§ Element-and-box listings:
◆ ◆ ◆ ◆

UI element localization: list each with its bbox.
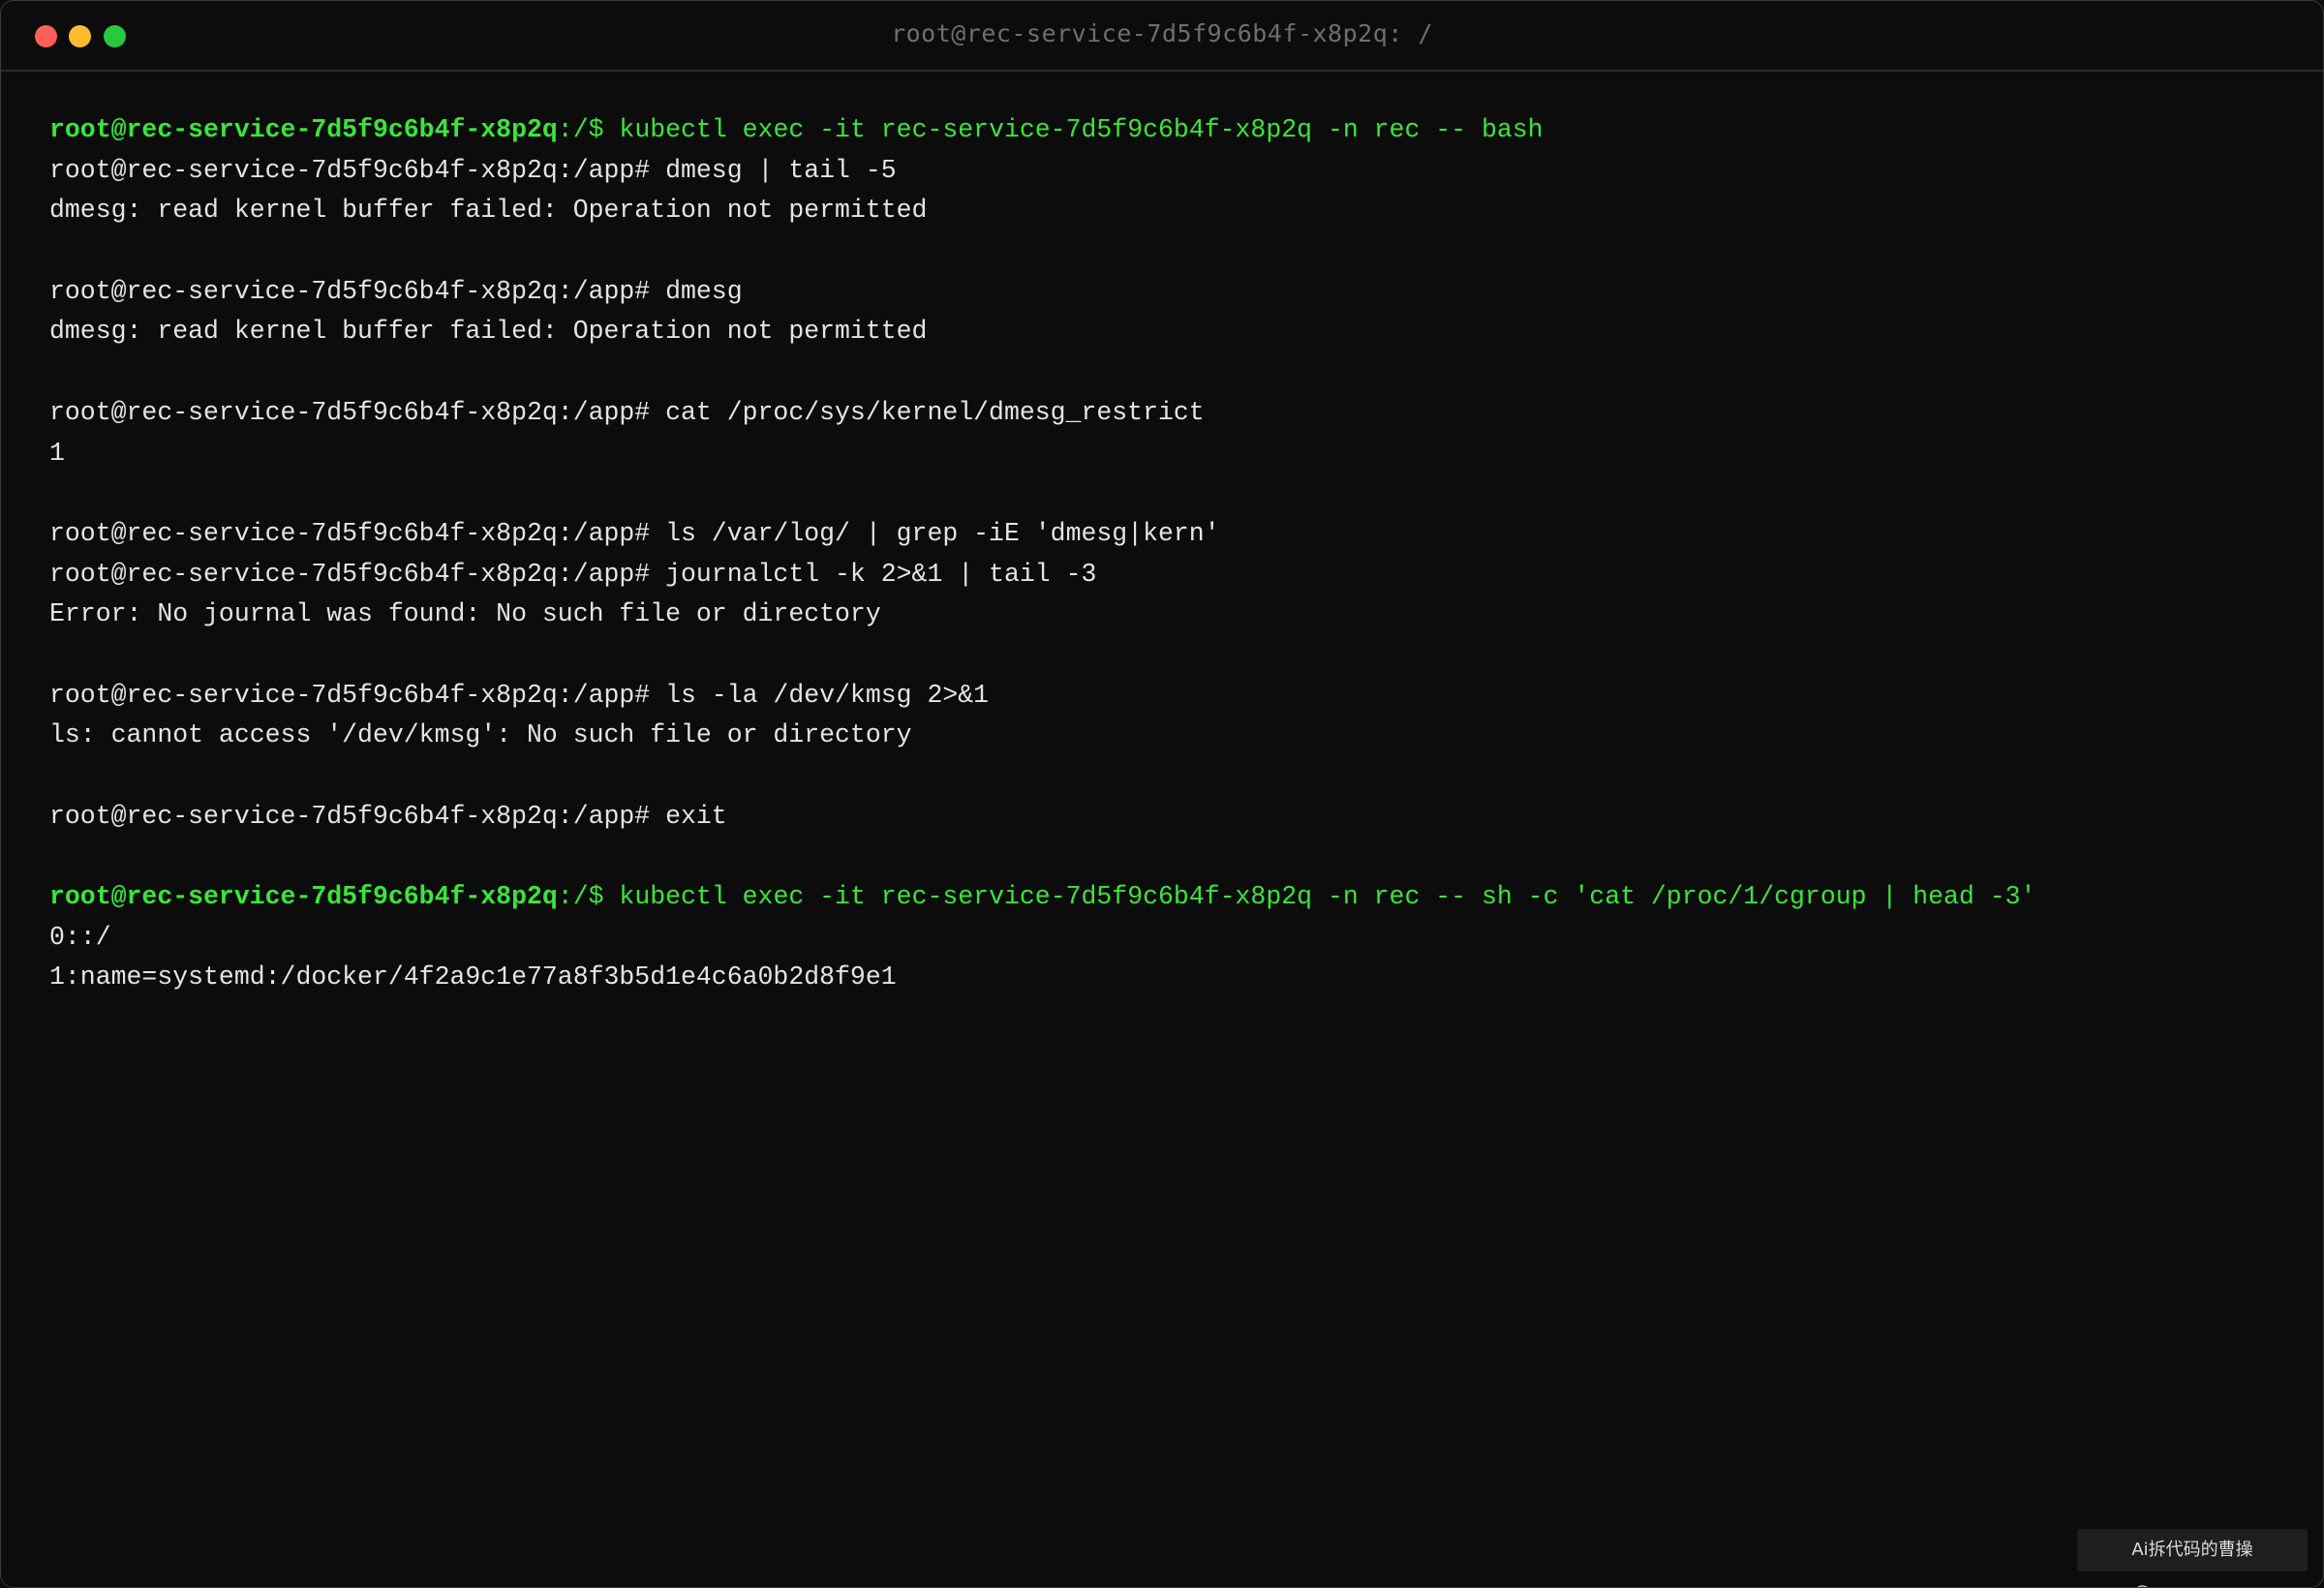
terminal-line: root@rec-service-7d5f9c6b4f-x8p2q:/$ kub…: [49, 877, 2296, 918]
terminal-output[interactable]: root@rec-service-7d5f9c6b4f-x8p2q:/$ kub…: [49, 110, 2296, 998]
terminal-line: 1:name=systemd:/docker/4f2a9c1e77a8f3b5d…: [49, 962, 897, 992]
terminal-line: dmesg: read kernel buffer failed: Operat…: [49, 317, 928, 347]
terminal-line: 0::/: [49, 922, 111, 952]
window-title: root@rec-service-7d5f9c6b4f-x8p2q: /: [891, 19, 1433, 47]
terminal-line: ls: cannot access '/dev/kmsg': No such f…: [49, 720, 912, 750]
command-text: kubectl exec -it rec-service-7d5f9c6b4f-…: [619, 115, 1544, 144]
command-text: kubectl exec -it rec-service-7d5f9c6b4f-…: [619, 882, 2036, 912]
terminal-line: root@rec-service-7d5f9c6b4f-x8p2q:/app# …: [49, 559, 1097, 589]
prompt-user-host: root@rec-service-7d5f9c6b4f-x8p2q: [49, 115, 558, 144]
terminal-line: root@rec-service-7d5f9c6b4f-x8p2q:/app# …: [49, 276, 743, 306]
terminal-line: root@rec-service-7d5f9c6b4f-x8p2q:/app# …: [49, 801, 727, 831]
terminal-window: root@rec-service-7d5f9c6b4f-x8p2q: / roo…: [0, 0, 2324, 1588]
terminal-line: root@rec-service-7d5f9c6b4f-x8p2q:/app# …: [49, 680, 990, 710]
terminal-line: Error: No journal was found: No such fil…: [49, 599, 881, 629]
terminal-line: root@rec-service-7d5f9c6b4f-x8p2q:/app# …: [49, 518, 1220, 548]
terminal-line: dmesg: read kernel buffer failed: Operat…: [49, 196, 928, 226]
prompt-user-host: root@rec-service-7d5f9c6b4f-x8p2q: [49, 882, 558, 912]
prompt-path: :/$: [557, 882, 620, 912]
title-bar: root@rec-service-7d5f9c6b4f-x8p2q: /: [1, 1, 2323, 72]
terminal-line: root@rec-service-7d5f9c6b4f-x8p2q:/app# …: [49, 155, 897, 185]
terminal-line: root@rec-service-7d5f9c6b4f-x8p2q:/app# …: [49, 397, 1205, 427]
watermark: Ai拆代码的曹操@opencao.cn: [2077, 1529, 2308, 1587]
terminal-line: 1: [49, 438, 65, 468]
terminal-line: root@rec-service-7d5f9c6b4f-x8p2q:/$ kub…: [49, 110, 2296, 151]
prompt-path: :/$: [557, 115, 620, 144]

◆ ◆ ◆ ◆

Locate each line of the records that contains the string "host", and treat uppercase and lowercase letters as different.

prompt-user-host: root@rec-service-7d5f9c6b4f-x8p2q: [49, 115, 558, 144]
prompt-user-host: root@rec-service-7d5f9c6b4f-x8p2q: [49, 882, 558, 912]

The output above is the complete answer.